**Written instruction:** Word for word, retype every entry in the listing.

* Begin Material provided *

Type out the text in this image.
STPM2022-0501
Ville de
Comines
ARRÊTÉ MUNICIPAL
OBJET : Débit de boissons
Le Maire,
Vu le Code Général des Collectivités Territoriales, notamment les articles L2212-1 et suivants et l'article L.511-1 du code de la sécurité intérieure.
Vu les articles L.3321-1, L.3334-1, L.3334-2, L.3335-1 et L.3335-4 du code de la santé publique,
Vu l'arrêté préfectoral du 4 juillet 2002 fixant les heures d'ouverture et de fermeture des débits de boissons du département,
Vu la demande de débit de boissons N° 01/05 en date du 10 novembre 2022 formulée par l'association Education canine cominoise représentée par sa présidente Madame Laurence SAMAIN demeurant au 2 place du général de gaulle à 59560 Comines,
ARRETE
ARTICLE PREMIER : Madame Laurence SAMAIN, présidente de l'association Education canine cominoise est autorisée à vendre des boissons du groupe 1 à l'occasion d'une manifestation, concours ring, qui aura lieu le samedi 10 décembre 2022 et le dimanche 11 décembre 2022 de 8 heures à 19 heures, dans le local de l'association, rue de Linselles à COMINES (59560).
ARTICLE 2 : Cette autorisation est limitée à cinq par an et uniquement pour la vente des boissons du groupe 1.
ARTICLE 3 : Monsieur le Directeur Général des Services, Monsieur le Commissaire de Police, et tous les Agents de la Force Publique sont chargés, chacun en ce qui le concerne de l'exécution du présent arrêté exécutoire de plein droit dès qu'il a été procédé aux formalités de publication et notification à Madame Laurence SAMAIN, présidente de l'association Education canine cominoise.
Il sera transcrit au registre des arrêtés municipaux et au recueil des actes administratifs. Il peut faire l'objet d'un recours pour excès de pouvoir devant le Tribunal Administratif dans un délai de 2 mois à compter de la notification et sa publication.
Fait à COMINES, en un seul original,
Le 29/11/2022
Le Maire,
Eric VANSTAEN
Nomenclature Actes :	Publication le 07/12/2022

* End Material provided *

**Task solution:**
Type out the text in this image.
STPM2022-0501
Ville de
Comines
ARRÊTÉ MUNICIPAL
OBJET : Débit de boissons
Le Maire,
Vu le Code Général des Collectivités Territoriales, notamment les articles L2212-1 et suivants et l'article L.511-1 du code de la sécurité intérieure.
Vu les articles L.3321-1, L.3334-1, L.3334-2, L.3335-1 et L.3335-4 du code de la santé publique,
Vu l'arrêté préfectoral du 4 juillet 2002 fixant les heures d'ouverture et de fermeture des débits de boissons du département,
Vu la demande de débit de boissons N° 01/05 en date du 10 novembre 2022 formulée par l'association Education canine cominoise représentée par sa présidente Madame Laurence SAMAIN demeurant au 2 place du général de gaulle à 59560 Comines,
ARRETE
ARTICLE PREMIER : Madame Laurence SAMAIN, présidente de l'association Education canine cominoise est autorisée à vendre des boissons du groupe 1 à l'occasion d'une manifestation, concours ring, qui aura lieu le samedi 10 décembre 2022 et le dimanche 11 décembre 2022 de 8 heures à 19 heures, dans le local de l'association, rue de Linselles à COMINES (59560).
ARTICLE 2 : Cette autorisation est limitée à cinq par an et uniquement pour la vente des boissons du groupe 1.
ARTICLE 3 : Monsieur le Directeur Général des Services, Monsieur le Commissaire de Police, et tous les Agents de la Force Publique sont chargés, chacun en ce qui le concerne de l'exécution du présent arrêté exécutoire de plein droit dès qu'il a été procédé aux formalités de publication et notification à Madame Laurence SAMAIN, présidente de l'association Education canine cominoise.
Il sera transcrit au registre des arrêtés municipaux et au recueil des actes administratifs. Il peut faire l'objet d'un recours pour excès de pouvoir devant le Tribunal Administratif dans un délai de 2 mois à compter de la notification et sa publication.
Fait à COMINES, en un seul original,
Le 29/11/2022
Le Maire,
Eric VANSTAEN
Nomenclature Actes :	Publication le 07/12/2022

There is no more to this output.